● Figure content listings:
◆ ◆ ◆ ◆ ◆ ◆ ◆
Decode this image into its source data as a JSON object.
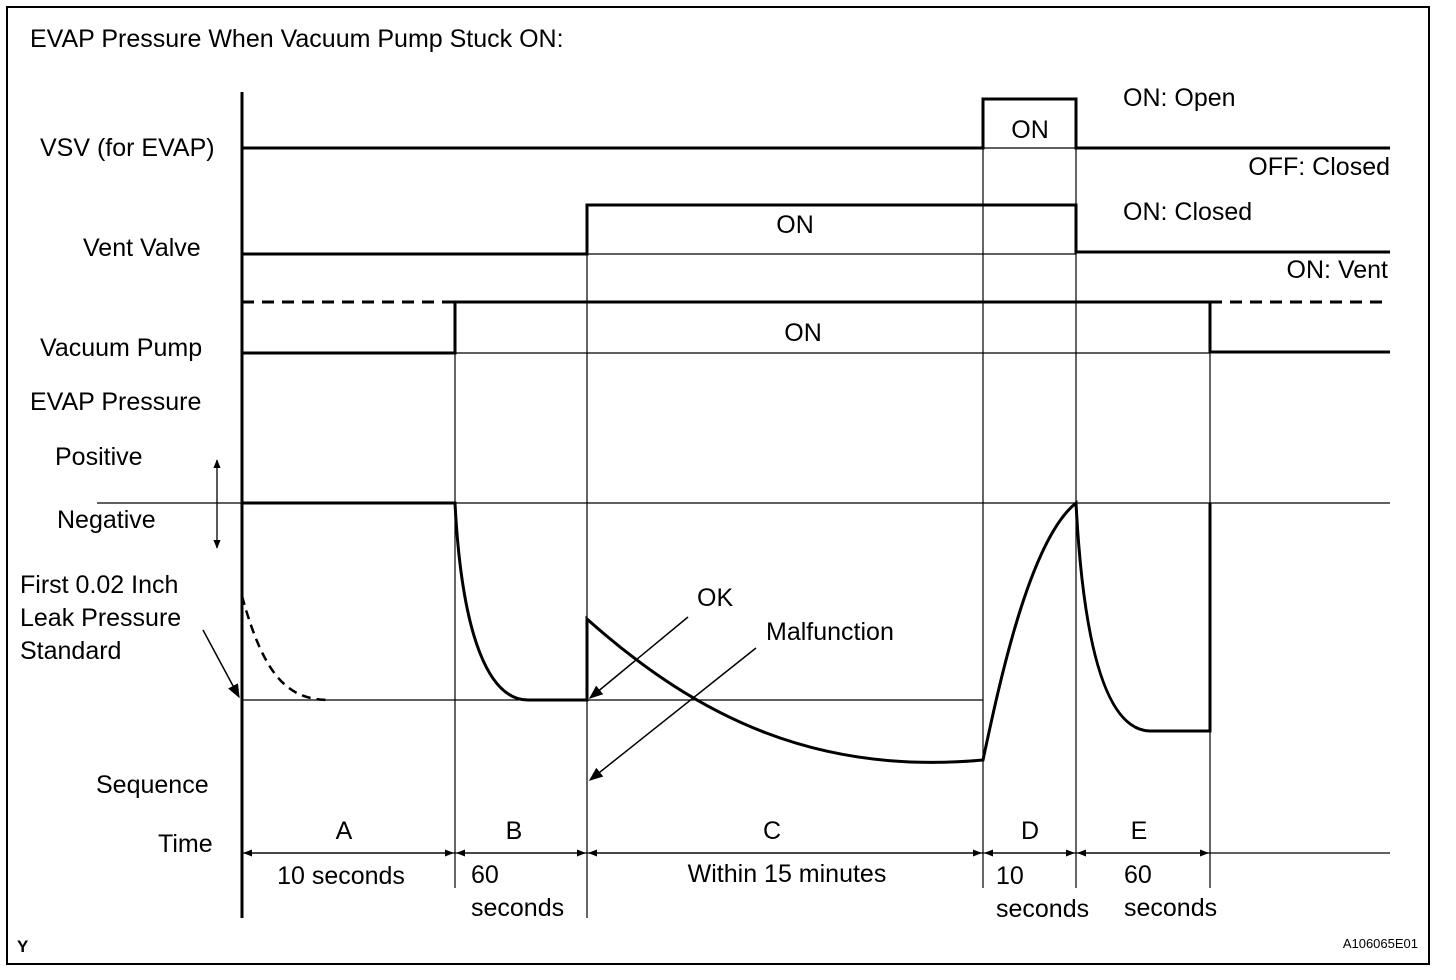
{
  "title": "EVAP Pressure When Vacuum Pump Stuck ON:",
  "signals": {
    "vsv": {
      "label": "VSV (for EVAP)",
      "on_text": "ON",
      "state_high": "ON: Open",
      "state_low": "OFF: Closed"
    },
    "vent": {
      "label": "Vent Valve",
      "on_text": "ON",
      "state_high": "ON: Closed",
      "state_low": "ON: Vent"
    },
    "pump": {
      "label": "Vacuum Pump",
      "on_text": "ON"
    }
  },
  "pressure": {
    "label": "EVAP Pressure",
    "positive": "Positive",
    "negative": "Negative",
    "standard_label_1": "First 0.02 Inch",
    "standard_label_2": "Leak Pressure",
    "standard_label_3": "Standard",
    "ok": "OK",
    "malfunction": "Malfunction"
  },
  "sequence_label": "Sequence",
  "time_label": "Time",
  "phases": [
    {
      "letter": "A",
      "duration_1": "10 seconds",
      "duration_2": ""
    },
    {
      "letter": "B",
      "duration_1": "60",
      "duration_2": "seconds"
    },
    {
      "letter": "C",
      "duration_1": "Within 15 minutes",
      "duration_2": ""
    },
    {
      "letter": "D",
      "duration_1": "10",
      "duration_2": "seconds"
    },
    {
      "letter": "E",
      "duration_1": "60",
      "duration_2": "seconds"
    }
  ],
  "footer": {
    "corner_mark": "Y",
    "figure_id": "A106065E01"
  }
}
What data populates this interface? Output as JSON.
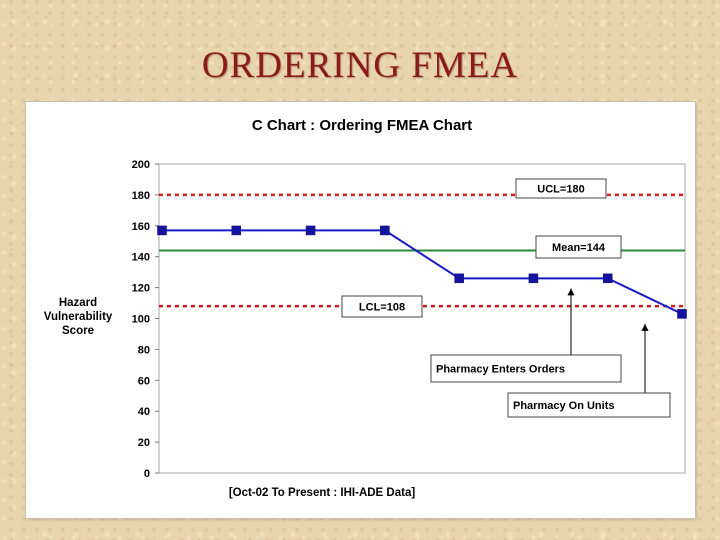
{
  "slide": {
    "title": "ORDERING FMEA"
  },
  "chart_data": {
    "type": "line",
    "title": "C Chart : Ordering FMEA Chart",
    "xlabel": "[Oct-02 To Present : IHI-ADE Data]",
    "ylabel_lines": [
      "Hazard",
      "Vulnerability",
      "Score"
    ],
    "ylim": [
      0,
      200
    ],
    "yticks": [
      0,
      20,
      40,
      60,
      80,
      100,
      120,
      140,
      160,
      180,
      200
    ],
    "series": [
      {
        "values": [
          157,
          157,
          157,
          157,
          126,
          126,
          126,
          103
        ],
        "color": "#1a1ac8",
        "marker": "square"
      }
    ],
    "reference_lines": [
      {
        "label": "UCL=180",
        "value": 180,
        "color": "#d42020",
        "style": "dashed"
      },
      {
        "label": "Mean=144",
        "value": 144,
        "color": "#2a8a3a",
        "style": "solid"
      },
      {
        "label": "LCL=108",
        "value": 108,
        "color": "#d42020",
        "style": "dashed"
      }
    ],
    "annotations": [
      {
        "text": "Pharmacy Enters Orders",
        "points_to_index": 5
      },
      {
        "text": "Pharmacy On Units",
        "points_to_index": 7
      }
    ],
    "grid": false
  }
}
◆ ◆ ◆ ◆ ◆ ◆ ◆
● Problem requirements:
Pictures stay out; retype only the lines from the line containing "What data populates" through the end of the listing, inclusive, exactly as they appear.

● Solution for this exercise:
What data populates this interface? Output as JSON.
{
  "slide": {
    "title": "ORDERING FMEA"
  },
  "chart_data": {
    "type": "line",
    "title": "C Chart : Ordering FMEA Chart",
    "xlabel": "[Oct-02 To Present : IHI-ADE Data]",
    "ylabel_lines": [
      "Hazard",
      "Vulnerability",
      "Score"
    ],
    "ylim": [
      0,
      200
    ],
    "yticks": [
      0,
      20,
      40,
      60,
      80,
      100,
      120,
      140,
      160,
      180,
      200
    ],
    "series": [
      {
        "values": [
          157,
          157,
          157,
          157,
          126,
          126,
          126,
          103
        ],
        "color": "#1a1ac8",
        "marker": "square"
      }
    ],
    "reference_lines": [
      {
        "label": "UCL=180",
        "value": 180,
        "color": "#d42020",
        "style": "dashed"
      },
      {
        "label": "Mean=144",
        "value": 144,
        "color": "#2a8a3a",
        "style": "solid"
      },
      {
        "label": "LCL=108",
        "value": 108,
        "color": "#d42020",
        "style": "dashed"
      }
    ],
    "annotations": [
      {
        "text": "Pharmacy Enters Orders",
        "points_to_index": 5
      },
      {
        "text": "Pharmacy On Units",
        "points_to_index": 7
      }
    ],
    "grid": false
  }
}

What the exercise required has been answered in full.